_INSTRUCTION_: Write out the material again word for word, dropping any images it holds.

_PROVIDED RECORDS_:

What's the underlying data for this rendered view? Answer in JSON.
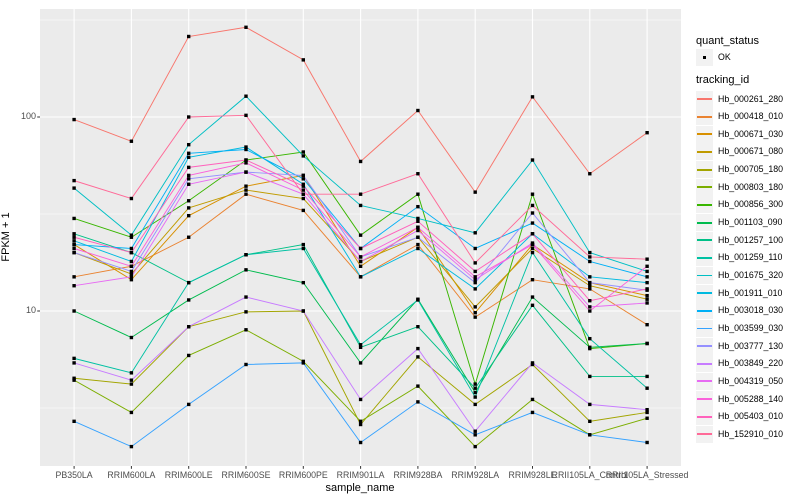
{
  "style": {
    "panel_bg": "#EBEBEB",
    "grid_color": "#FFFFFF",
    "key_bg": "#F2F2F2",
    "tick_color": "#333333",
    "tick_label_color": "#4D4D4D",
    "marker_color": "#000000"
  },
  "chart_data": {
    "type": "line",
    "xlabel": "sample_name",
    "ylabel": "FPKM + 1",
    "yscale": "log10",
    "ylim": [
      1.6,
      380
    ],
    "grid": true,
    "legend_position": "right",
    "ytick_labels": [
      "100",
      "10"
    ],
    "ytick_values": [
      100,
      10
    ],
    "yminor_values": [
      316.23,
      31.62,
      3.162
    ],
    "categories": [
      "PB350LA",
      "RRIM600LA",
      "RRIM600LE",
      "RRIM600SE",
      "RRIM600PE",
      "RRIM901LA",
      "RRIM928BA",
      "RRIM928LA",
      "RRIM928LE",
      "RRII105LA_Control",
      "RRII105LA_Stressed"
    ],
    "series": [
      {
        "name": "Hb_000261_280",
        "color": "#F8766D",
        "values": [
          97,
          75,
          260,
          290,
          197,
          59,
          108,
          41,
          127,
          51,
          83
        ]
      },
      {
        "name": "Hb_000418_010",
        "color": "#EA8331",
        "values": [
          15,
          17,
          24,
          40,
          33,
          15,
          22,
          9.3,
          14.5,
          13,
          8.5
        ]
      },
      {
        "name": "Hb_000671_030",
        "color": "#D89000",
        "values": [
          22,
          14.5,
          31,
          44,
          50,
          17,
          27,
          9.8,
          22,
          14,
          12
        ]
      },
      {
        "name": "Hb_000671_080",
        "color": "#C09B00",
        "values": [
          20,
          15.5,
          34,
          42,
          38,
          18,
          24,
          10.5,
          21,
          13.5,
          11.5
        ]
      },
      {
        "name": "Hb_000705_180",
        "color": "#A3A500",
        "values": [
          4.5,
          4.2,
          8.3,
          9.9,
          10,
          2.6,
          5.8,
          3.3,
          5.3,
          2.7,
          3
        ]
      },
      {
        "name": "Hb_000803_180",
        "color": "#7CAE00",
        "values": [
          4.4,
          3,
          5.9,
          8,
          5.5,
          2.7,
          4.1,
          2,
          3.5,
          2.3,
          2.8
        ]
      },
      {
        "name": "Hb_000856_300",
        "color": "#39B600",
        "values": [
          30,
          24,
          37,
          60,
          66,
          24.6,
          40,
          4.2,
          40,
          6.4,
          6.8
        ]
      },
      {
        "name": "Hb_001103_090",
        "color": "#00BB4E",
        "values": [
          10,
          7.3,
          11.4,
          16.3,
          14,
          5.4,
          11.5,
          3.8,
          11.8,
          6.5,
          6.8
        ]
      },
      {
        "name": "Hb_001257_100",
        "color": "#00C087",
        "values": [
          25,
          20,
          14,
          19.5,
          22,
          6.5,
          8.3,
          4,
          10.7,
          4.6,
          4.6
        ]
      },
      {
        "name": "Hb_001259_110",
        "color": "#00C1A3",
        "values": [
          5.7,
          4.8,
          14,
          19.5,
          21,
          6.7,
          11.4,
          3.6,
          20,
          7.2,
          4
        ]
      },
      {
        "name": "Hb_001675_320",
        "color": "#00BFC4",
        "values": [
          43,
          24.6,
          72,
          128,
          63,
          35,
          30,
          25.3,
          60,
          20,
          16
        ]
      },
      {
        "name": "Hb_001911_010",
        "color": "#00BAE0",
        "values": [
          23,
          18,
          62,
          70,
          45,
          15,
          21,
          13,
          25,
          15,
          14
        ]
      },
      {
        "name": "Hb_003018_030",
        "color": "#00B0F6",
        "values": [
          22,
          21,
          65,
          68,
          48,
          21,
          34.5,
          21,
          28.4,
          18,
          15
        ]
      },
      {
        "name": "Hb_003599_030",
        "color": "#35A2FF",
        "values": [
          2.7,
          2,
          3.3,
          5.3,
          5.4,
          2.1,
          3.4,
          2.3,
          3,
          2.3,
          2.1
        ]
      },
      {
        "name": "Hb_003777_130",
        "color": "#9590FF",
        "values": [
          20,
          16,
          48,
          52,
          50,
          19,
          24,
          14,
          32,
          14,
          12.8
        ]
      },
      {
        "name": "Hb_003849_220",
        "color": "#C77CFF",
        "values": [
          5.4,
          4.4,
          8.3,
          11.8,
          10,
          3.5,
          6.4,
          2.4,
          5.4,
          3.3,
          3.1
        ]
      },
      {
        "name": "Hb_004319_050",
        "color": "#E76BF3",
        "values": [
          13.5,
          15,
          45,
          52,
          40,
          18,
          26,
          14.5,
          22.4,
          10.5,
          11
        ]
      },
      {
        "name": "Hb_005288_140",
        "color": "#FA62DB",
        "values": [
          21,
          17,
          50,
          58,
          42,
          19,
          27,
          15,
          22,
          10,
          17
        ]
      },
      {
        "name": "Hb_005403_010",
        "color": "#FF62BC",
        "values": [
          24,
          20,
          55,
          60,
          44,
          21,
          29,
          16,
          25,
          11.3,
          13
        ]
      },
      {
        "name": "Hb_152910_010",
        "color": "#FF6A98",
        "values": [
          47,
          38,
          100,
          102,
          40,
          40,
          51,
          17.7,
          35,
          19,
          18.5
        ]
      }
    ],
    "marker": {
      "shape": "square",
      "size": 3.4
    }
  },
  "legend": {
    "quant_title": "quant_status",
    "quant_items": [
      {
        "label": "OK"
      }
    ],
    "tracking_title": "tracking_id"
  }
}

_RESPONSE TO THIS EXERCISE_:
What's the underlying data for this rendered view? Answer in JSON.
{
  "style": {
    "panel_bg": "#EBEBEB",
    "grid_color": "#FFFFFF",
    "key_bg": "#F2F2F2",
    "tick_color": "#333333",
    "tick_label_color": "#4D4D4D",
    "marker_color": "#000000"
  },
  "chart_data": {
    "type": "line",
    "xlabel": "sample_name",
    "ylabel": "FPKM + 1",
    "yscale": "log10",
    "ylim": [
      1.6,
      380
    ],
    "grid": true,
    "legend_position": "right",
    "ytick_labels": [
      "100",
      "10"
    ],
    "ytick_values": [
      100,
      10
    ],
    "yminor_values": [
      316.23,
      31.62,
      3.162
    ],
    "categories": [
      "PB350LA",
      "RRIM600LA",
      "RRIM600LE",
      "RRIM600SE",
      "RRIM600PE",
      "RRIM901LA",
      "RRIM928BA",
      "RRIM928LA",
      "RRIM928LE",
      "RRII105LA_Control",
      "RRII105LA_Stressed"
    ],
    "series": [
      {
        "name": "Hb_000261_280",
        "color": "#F8766D",
        "values": [
          97,
          75,
          260,
          290,
          197,
          59,
          108,
          41,
          127,
          51,
          83
        ]
      },
      {
        "name": "Hb_000418_010",
        "color": "#EA8331",
        "values": [
          15,
          17,
          24,
          40,
          33,
          15,
          22,
          9.3,
          14.5,
          13,
          8.5
        ]
      },
      {
        "name": "Hb_000671_030",
        "color": "#D89000",
        "values": [
          22,
          14.5,
          31,
          44,
          50,
          17,
          27,
          9.8,
          22,
          14,
          12
        ]
      },
      {
        "name": "Hb_000671_080",
        "color": "#C09B00",
        "values": [
          20,
          15.5,
          34,
          42,
          38,
          18,
          24,
          10.5,
          21,
          13.5,
          11.5
        ]
      },
      {
        "name": "Hb_000705_180",
        "color": "#A3A500",
        "values": [
          4.5,
          4.2,
          8.3,
          9.9,
          10,
          2.6,
          5.8,
          3.3,
          5.3,
          2.7,
          3
        ]
      },
      {
        "name": "Hb_000803_180",
        "color": "#7CAE00",
        "values": [
          4.4,
          3,
          5.9,
          8,
          5.5,
          2.7,
          4.1,
          2,
          3.5,
          2.3,
          2.8
        ]
      },
      {
        "name": "Hb_000856_300",
        "color": "#39B600",
        "values": [
          30,
          24,
          37,
          60,
          66,
          24.6,
          40,
          4.2,
          40,
          6.4,
          6.8
        ]
      },
      {
        "name": "Hb_001103_090",
        "color": "#00BB4E",
        "values": [
          10,
          7.3,
          11.4,
          16.3,
          14,
          5.4,
          11.5,
          3.8,
          11.8,
          6.5,
          6.8
        ]
      },
      {
        "name": "Hb_001257_100",
        "color": "#00C087",
        "values": [
          25,
          20,
          14,
          19.5,
          22,
          6.5,
          8.3,
          4,
          10.7,
          4.6,
          4.6
        ]
      },
      {
        "name": "Hb_001259_110",
        "color": "#00C1A3",
        "values": [
          5.7,
          4.8,
          14,
          19.5,
          21,
          6.7,
          11.4,
          3.6,
          20,
          7.2,
          4
        ]
      },
      {
        "name": "Hb_001675_320",
        "color": "#00BFC4",
        "values": [
          43,
          24.6,
          72,
          128,
          63,
          35,
          30,
          25.3,
          60,
          20,
          16
        ]
      },
      {
        "name": "Hb_001911_010",
        "color": "#00BAE0",
        "values": [
          23,
          18,
          62,
          70,
          45,
          15,
          21,
          13,
          25,
          15,
          14
        ]
      },
      {
        "name": "Hb_003018_030",
        "color": "#00B0F6",
        "values": [
          22,
          21,
          65,
          68,
          48,
          21,
          34.5,
          21,
          28.4,
          18,
          15
        ]
      },
      {
        "name": "Hb_003599_030",
        "color": "#35A2FF",
        "values": [
          2.7,
          2,
          3.3,
          5.3,
          5.4,
          2.1,
          3.4,
          2.3,
          3,
          2.3,
          2.1
        ]
      },
      {
        "name": "Hb_003777_130",
        "color": "#9590FF",
        "values": [
          20,
          16,
          48,
          52,
          50,
          19,
          24,
          14,
          32,
          14,
          12.8
        ]
      },
      {
        "name": "Hb_003849_220",
        "color": "#C77CFF",
        "values": [
          5.4,
          4.4,
          8.3,
          11.8,
          10,
          3.5,
          6.4,
          2.4,
          5.4,
          3.3,
          3.1
        ]
      },
      {
        "name": "Hb_004319_050",
        "color": "#E76BF3",
        "values": [
          13.5,
          15,
          45,
          52,
          40,
          18,
          26,
          14.5,
          22.4,
          10.5,
          11
        ]
      },
      {
        "name": "Hb_005288_140",
        "color": "#FA62DB",
        "values": [
          21,
          17,
          50,
          58,
          42,
          19,
          27,
          15,
          22,
          10,
          17
        ]
      },
      {
        "name": "Hb_005403_010",
        "color": "#FF62BC",
        "values": [
          24,
          20,
          55,
          60,
          44,
          21,
          29,
          16,
          25,
          11.3,
          13
        ]
      },
      {
        "name": "Hb_152910_010",
        "color": "#FF6A98",
        "values": [
          47,
          38,
          100,
          102,
          40,
          40,
          51,
          17.7,
          35,
          19,
          18.5
        ]
      }
    ],
    "marker": {
      "shape": "square",
      "size": 3.4
    }
  },
  "legend": {
    "quant_title": "quant_status",
    "quant_items": [
      {
        "label": "OK"
      }
    ],
    "tracking_title": "tracking_id"
  }
}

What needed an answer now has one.